YOUR TASK >> Collect all lines from the records below that include the word "दनगर".

INPUT ROWS >>
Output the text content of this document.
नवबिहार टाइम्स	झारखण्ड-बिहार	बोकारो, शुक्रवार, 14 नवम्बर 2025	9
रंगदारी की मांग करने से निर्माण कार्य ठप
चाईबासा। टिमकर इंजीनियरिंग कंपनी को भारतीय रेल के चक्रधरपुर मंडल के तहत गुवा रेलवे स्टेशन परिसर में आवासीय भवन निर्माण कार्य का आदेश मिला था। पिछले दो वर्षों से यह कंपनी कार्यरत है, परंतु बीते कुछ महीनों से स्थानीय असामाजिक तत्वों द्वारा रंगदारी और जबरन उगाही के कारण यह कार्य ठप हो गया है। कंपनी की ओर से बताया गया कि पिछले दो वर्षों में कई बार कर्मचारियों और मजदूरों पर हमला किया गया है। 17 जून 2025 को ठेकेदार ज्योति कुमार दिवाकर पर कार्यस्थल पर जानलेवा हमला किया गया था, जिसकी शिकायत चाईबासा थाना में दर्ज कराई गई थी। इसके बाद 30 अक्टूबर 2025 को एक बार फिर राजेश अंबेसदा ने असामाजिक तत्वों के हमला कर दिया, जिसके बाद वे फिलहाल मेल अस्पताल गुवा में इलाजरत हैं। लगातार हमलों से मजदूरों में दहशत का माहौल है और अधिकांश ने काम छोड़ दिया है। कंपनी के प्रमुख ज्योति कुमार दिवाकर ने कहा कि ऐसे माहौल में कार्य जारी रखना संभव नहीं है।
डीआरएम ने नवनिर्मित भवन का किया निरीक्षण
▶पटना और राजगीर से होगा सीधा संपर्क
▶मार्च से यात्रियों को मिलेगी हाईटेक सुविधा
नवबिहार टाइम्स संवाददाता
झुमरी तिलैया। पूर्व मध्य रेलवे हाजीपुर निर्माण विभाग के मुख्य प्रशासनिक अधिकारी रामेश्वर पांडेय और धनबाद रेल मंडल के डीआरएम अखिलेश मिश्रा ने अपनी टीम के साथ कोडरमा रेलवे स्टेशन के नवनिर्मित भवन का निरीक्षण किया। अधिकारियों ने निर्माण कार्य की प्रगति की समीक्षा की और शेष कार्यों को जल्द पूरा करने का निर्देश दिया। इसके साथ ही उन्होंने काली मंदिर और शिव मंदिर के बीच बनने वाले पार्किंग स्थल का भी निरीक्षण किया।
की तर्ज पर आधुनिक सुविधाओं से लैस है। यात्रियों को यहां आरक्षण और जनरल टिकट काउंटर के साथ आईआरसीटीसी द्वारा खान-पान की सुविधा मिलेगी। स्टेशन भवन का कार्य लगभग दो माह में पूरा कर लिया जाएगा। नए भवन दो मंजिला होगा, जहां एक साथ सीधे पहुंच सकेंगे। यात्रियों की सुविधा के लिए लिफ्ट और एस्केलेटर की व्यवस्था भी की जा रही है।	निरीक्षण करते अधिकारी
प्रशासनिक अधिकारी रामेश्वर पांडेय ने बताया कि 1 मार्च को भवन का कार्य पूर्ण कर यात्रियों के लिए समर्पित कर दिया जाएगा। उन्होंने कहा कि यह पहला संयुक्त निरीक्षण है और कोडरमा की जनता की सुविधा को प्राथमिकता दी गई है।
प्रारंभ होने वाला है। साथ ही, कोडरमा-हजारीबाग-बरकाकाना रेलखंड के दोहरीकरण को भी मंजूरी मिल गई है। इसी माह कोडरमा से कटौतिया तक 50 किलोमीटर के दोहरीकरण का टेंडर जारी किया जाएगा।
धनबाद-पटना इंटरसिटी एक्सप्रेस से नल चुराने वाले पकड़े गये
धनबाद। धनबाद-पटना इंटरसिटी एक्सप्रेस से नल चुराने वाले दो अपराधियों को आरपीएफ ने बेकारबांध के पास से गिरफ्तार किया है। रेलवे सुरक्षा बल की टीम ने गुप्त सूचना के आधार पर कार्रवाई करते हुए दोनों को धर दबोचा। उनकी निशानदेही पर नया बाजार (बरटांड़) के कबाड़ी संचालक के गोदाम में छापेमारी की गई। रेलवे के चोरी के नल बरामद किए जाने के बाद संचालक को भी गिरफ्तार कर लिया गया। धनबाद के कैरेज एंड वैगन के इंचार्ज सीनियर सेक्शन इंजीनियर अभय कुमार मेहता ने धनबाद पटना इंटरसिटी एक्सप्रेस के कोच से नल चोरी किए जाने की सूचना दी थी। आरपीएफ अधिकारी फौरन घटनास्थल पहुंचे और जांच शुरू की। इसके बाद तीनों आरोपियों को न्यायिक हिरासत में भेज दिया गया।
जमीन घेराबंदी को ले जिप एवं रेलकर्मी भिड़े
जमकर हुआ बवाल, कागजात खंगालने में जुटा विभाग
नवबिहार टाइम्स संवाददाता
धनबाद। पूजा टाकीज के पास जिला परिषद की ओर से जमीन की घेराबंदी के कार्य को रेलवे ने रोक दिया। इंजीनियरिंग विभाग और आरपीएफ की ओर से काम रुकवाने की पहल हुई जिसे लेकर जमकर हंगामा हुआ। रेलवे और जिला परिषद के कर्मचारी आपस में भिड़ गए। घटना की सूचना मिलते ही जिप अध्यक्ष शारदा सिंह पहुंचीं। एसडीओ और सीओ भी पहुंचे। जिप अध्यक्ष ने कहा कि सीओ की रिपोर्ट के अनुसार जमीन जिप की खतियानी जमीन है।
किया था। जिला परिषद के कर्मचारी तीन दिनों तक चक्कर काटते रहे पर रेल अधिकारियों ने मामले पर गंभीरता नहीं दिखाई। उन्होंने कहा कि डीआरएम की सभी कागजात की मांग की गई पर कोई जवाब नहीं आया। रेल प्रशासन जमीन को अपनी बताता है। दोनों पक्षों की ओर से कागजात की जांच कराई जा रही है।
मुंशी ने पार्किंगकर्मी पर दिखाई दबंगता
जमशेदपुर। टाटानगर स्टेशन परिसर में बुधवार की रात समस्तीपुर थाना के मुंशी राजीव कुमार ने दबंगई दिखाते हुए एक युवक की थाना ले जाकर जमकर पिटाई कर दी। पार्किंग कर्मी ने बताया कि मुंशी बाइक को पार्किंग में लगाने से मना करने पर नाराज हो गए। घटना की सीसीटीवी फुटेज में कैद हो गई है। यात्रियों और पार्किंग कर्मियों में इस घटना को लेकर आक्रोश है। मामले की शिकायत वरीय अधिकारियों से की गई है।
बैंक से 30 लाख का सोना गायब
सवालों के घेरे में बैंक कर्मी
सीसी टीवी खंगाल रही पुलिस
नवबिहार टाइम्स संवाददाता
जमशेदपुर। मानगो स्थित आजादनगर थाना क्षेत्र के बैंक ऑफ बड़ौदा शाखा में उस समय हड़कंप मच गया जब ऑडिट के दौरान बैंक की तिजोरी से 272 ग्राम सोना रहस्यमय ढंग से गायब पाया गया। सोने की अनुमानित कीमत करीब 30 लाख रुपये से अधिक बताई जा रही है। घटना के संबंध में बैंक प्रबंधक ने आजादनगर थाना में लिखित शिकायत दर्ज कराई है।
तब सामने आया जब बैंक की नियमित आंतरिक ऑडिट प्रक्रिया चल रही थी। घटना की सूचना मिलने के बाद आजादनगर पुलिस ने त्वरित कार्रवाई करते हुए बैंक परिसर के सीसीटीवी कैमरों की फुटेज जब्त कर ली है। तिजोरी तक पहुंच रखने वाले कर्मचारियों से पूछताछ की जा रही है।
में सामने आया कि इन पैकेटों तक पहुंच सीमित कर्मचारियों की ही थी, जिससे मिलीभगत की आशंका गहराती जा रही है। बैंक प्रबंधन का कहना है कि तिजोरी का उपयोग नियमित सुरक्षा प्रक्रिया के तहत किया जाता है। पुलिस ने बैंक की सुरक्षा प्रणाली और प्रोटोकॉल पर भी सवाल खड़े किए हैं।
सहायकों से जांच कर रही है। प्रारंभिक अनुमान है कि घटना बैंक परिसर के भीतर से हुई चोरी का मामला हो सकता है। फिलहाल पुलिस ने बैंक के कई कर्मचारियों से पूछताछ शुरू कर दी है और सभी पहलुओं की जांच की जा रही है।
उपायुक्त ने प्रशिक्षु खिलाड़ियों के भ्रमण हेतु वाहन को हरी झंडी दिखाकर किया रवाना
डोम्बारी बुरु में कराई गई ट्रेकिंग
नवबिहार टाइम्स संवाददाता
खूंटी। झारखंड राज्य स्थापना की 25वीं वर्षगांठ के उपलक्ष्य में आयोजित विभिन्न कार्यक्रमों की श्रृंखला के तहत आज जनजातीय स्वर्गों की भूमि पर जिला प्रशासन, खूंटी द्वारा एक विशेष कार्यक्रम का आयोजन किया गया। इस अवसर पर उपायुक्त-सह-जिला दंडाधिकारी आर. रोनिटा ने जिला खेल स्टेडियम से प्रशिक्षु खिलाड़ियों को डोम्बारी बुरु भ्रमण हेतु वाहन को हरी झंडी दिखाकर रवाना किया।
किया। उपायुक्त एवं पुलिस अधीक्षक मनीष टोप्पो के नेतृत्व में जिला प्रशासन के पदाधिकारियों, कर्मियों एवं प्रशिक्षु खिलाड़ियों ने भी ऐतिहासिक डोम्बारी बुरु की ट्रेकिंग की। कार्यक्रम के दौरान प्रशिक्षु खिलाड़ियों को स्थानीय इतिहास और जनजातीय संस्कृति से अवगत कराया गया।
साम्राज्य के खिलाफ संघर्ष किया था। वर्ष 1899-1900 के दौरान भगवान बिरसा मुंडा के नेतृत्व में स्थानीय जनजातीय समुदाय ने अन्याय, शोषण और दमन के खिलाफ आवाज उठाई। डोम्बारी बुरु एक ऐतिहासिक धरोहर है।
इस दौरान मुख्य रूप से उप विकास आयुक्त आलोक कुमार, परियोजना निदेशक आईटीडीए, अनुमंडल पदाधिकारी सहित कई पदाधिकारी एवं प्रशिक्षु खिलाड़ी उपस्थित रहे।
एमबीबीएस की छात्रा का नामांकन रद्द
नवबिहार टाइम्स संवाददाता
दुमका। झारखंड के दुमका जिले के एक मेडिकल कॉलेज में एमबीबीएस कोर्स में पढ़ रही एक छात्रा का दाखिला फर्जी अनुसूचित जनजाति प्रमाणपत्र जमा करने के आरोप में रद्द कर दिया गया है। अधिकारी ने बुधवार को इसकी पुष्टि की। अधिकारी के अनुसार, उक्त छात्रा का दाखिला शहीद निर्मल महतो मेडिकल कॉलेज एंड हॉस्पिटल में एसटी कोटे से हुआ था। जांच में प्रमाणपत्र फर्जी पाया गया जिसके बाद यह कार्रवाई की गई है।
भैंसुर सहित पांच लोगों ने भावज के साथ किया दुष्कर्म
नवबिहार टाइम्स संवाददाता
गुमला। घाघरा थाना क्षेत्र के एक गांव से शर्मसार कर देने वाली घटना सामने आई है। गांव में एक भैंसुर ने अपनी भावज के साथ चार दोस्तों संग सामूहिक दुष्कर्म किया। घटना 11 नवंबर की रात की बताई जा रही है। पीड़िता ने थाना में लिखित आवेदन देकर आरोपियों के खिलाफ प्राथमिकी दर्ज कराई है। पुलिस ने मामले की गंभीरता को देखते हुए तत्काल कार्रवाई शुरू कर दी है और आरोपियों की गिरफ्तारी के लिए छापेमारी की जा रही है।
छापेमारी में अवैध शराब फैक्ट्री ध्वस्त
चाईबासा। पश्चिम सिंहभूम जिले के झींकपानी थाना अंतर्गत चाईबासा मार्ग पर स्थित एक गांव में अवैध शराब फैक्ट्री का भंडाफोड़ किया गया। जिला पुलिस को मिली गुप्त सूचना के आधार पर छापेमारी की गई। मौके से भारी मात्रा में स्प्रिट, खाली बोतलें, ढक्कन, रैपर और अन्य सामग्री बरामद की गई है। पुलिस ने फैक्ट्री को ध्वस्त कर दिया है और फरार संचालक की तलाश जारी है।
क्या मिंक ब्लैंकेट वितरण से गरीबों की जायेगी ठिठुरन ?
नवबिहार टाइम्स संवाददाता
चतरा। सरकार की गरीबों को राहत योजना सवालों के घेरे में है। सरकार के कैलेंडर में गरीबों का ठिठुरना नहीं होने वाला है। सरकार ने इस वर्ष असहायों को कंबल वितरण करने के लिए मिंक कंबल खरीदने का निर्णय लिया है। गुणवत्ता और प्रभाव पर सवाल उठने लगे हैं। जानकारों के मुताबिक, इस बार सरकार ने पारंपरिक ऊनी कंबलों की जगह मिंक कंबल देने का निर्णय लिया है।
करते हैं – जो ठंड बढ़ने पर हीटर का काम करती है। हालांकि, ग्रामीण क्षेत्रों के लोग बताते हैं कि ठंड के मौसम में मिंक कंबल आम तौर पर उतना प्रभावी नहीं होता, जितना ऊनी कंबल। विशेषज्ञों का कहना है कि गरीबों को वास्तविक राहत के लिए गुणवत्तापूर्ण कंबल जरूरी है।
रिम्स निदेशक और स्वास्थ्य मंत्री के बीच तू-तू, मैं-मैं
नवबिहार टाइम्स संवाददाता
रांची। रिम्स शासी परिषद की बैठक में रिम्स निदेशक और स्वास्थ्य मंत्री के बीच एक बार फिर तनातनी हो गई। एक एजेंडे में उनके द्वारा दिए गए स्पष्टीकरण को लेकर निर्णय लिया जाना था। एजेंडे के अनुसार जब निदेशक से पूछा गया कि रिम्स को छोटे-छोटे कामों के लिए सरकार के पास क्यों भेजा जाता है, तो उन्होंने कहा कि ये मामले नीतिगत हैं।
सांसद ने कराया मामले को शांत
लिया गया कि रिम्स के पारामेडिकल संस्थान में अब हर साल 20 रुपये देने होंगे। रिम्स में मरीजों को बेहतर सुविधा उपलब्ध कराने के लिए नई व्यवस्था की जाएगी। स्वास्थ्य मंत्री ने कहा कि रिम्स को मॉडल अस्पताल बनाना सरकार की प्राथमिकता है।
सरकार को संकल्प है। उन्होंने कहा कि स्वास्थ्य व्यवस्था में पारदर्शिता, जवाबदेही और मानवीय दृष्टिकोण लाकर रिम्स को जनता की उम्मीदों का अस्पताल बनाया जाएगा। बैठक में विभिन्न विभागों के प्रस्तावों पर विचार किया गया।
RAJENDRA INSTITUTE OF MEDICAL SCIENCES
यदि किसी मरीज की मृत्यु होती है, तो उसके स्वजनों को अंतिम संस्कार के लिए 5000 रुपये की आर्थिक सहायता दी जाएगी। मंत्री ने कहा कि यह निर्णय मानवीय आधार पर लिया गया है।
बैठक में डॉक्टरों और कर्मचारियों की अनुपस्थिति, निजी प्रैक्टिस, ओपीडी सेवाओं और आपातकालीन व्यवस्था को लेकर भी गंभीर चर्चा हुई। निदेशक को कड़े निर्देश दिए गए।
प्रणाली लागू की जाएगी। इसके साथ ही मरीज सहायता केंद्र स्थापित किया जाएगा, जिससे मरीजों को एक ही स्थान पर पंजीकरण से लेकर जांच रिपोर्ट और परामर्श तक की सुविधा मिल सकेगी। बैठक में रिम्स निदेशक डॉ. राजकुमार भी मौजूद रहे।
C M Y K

TASK RESULT >>
जमशेदपुर। मानगो स्थित आजादनगर थाना क्षेत्र के बैंक ऑफ बड़ौदा शाखा में उस समय हड़कंप मच गया जब ऑडिट के दौरान बैंक की तिजोरी से 272 ग्राम सोना रहस्यमय ढंग से गायब पाया गया। सोने की अनुमानित कीमत करीब 30 लाख रुपये से अधिक बताई जा रही है। घटना के संबंध में बैंक प्रबंधक ने आजादनगर थाना में लिखित शिकायत दर्ज कराई है।
तब सामने आया जब बैंक की नियमित आंतरिक ऑडिट प्रक्रिया चल रही थी। घटना की सूचना मिलने के बाद आजादनगर पुलिस ने त्वरित कार्रवाई करते हुए बैंक परिसर के सीसीटीवी कैमरों की फुटेज जब्त कर ली है। तिजोरी तक पहुंच रखने वाले कर्मचारियों से पूछताछ की जा रही है।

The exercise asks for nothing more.